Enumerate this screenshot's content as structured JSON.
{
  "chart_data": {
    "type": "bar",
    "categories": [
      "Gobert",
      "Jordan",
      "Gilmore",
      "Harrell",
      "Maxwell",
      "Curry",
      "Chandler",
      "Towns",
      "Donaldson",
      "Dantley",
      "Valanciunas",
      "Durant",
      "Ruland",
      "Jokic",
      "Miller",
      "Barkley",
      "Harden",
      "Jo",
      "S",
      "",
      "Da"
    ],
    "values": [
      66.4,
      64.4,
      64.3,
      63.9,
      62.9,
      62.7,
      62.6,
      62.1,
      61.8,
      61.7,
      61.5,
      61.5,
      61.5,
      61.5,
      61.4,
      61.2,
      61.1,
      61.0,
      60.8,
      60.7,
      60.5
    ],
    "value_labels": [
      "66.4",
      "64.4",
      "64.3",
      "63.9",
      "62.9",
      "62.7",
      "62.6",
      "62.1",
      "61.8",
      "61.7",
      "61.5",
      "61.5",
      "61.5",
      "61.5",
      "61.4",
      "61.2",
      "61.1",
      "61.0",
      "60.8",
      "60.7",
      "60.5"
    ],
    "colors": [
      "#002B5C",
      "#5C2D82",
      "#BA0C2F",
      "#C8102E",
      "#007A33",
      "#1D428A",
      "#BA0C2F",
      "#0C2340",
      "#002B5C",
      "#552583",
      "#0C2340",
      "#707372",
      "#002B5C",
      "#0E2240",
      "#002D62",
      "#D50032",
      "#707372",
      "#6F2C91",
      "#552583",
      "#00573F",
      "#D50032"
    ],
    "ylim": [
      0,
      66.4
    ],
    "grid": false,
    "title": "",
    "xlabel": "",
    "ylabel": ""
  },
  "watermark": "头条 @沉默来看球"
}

===

#### [OBJECTIVE]
Repeat the material from above exactly, word for word.

#### [REPLY TO THE EXERCISE]
Enumerate this screenshot's content as structured JSON.
{
  "chart_data": {
    "type": "bar",
    "categories": [
      "Gobert",
      "Jordan",
      "Gilmore",
      "Harrell",
      "Maxwell",
      "Curry",
      "Chandler",
      "Towns",
      "Donaldson",
      "Dantley",
      "Valanciunas",
      "Durant",
      "Ruland",
      "Jokic",
      "Miller",
      "Barkley",
      "Harden",
      "Jo",
      "S",
      "",
      "Da"
    ],
    "values": [
      66.4,
      64.4,
      64.3,
      63.9,
      62.9,
      62.7,
      62.6,
      62.1,
      61.8,
      61.7,
      61.5,
      61.5,
      61.5,
      61.5,
      61.4,
      61.2,
      61.1,
      61.0,
      60.8,
      60.7,
      60.5
    ],
    "value_labels": [
      "66.4",
      "64.4",
      "64.3",
      "63.9",
      "62.9",
      "62.7",
      "62.6",
      "62.1",
      "61.8",
      "61.7",
      "61.5",
      "61.5",
      "61.5",
      "61.5",
      "61.4",
      "61.2",
      "61.1",
      "61.0",
      "60.8",
      "60.7",
      "60.5"
    ],
    "colors": [
      "#002B5C",
      "#5C2D82",
      "#BA0C2F",
      "#C8102E",
      "#007A33",
      "#1D428A",
      "#BA0C2F",
      "#0C2340",
      "#002B5C",
      "#552583",
      "#0C2340",
      "#707372",
      "#002B5C",
      "#0E2240",
      "#002D62",
      "#D50032",
      "#707372",
      "#6F2C91",
      "#552583",
      "#00573F",
      "#D50032"
    ],
    "ylim": [
      0,
      66.4
    ],
    "grid": false,
    "title": "",
    "xlabel": "",
    "ylabel": ""
  },
  "watermark": "头条 @沉默来看球"
}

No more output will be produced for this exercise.